■ **Prompt**: In the following material, identify every line holding the string "Time" and return it.

■ **Stored data**:
▶

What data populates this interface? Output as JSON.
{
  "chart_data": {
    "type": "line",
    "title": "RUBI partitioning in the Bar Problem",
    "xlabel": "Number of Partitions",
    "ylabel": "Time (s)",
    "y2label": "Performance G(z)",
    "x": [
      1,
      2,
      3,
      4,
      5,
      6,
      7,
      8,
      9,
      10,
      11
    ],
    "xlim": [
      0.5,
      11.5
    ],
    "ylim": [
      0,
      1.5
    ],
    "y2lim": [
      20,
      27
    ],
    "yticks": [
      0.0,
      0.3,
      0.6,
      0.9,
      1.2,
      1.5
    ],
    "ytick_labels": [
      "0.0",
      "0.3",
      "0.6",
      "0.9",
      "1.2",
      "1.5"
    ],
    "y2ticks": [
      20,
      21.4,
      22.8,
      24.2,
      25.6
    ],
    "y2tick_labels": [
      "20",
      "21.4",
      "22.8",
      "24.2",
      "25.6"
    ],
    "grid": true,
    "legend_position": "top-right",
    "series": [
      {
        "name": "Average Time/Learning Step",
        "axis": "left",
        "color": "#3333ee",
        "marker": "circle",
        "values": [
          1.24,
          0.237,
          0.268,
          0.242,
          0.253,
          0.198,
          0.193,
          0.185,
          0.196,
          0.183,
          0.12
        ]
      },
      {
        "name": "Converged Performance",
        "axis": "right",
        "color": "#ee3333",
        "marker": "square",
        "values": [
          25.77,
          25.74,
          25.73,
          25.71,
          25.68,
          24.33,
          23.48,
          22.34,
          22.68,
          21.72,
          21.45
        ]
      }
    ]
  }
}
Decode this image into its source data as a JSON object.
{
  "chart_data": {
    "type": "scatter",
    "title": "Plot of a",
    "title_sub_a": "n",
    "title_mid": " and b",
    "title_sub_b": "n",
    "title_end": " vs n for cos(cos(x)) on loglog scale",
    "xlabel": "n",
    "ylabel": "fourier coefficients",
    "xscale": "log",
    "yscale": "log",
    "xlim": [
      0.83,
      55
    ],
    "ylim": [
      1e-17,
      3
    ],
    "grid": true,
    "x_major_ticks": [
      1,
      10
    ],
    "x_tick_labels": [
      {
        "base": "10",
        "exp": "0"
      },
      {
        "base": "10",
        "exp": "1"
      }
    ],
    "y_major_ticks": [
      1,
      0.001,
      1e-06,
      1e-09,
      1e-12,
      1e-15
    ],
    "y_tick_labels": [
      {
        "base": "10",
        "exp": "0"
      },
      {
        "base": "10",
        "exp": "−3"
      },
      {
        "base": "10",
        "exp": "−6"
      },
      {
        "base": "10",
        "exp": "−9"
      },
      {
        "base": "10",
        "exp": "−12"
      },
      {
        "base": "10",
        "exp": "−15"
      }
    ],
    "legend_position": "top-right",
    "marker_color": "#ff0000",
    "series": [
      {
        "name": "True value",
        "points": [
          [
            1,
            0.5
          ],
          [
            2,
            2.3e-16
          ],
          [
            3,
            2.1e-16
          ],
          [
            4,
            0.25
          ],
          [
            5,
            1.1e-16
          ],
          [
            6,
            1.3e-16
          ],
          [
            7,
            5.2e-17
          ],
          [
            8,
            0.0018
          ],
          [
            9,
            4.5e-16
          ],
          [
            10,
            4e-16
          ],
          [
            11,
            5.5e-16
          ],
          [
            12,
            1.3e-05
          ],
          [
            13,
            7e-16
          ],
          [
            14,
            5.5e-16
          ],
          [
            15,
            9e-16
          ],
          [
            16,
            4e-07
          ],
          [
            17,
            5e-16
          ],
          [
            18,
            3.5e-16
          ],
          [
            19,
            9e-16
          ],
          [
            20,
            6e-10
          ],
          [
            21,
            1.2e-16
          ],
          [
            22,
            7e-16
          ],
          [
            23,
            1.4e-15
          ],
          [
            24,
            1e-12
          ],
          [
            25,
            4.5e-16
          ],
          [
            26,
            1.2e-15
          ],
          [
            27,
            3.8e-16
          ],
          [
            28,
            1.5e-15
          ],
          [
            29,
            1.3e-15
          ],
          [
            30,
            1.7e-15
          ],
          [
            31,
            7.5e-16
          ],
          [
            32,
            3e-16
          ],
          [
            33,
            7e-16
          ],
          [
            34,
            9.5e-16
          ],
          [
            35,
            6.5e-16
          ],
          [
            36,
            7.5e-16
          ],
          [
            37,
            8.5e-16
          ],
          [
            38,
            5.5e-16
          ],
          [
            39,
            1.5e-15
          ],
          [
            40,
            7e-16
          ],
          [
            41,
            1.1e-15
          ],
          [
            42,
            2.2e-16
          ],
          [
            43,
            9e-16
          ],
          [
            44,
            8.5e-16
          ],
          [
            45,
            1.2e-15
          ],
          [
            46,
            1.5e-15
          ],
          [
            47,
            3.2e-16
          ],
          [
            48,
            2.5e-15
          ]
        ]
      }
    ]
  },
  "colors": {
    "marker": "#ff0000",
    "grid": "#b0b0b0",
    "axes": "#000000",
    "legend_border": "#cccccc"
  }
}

◀

■ **Answer to this exercise**:
    "ylabel": "Time (s)",
        "name": "Average Time/Learning Step",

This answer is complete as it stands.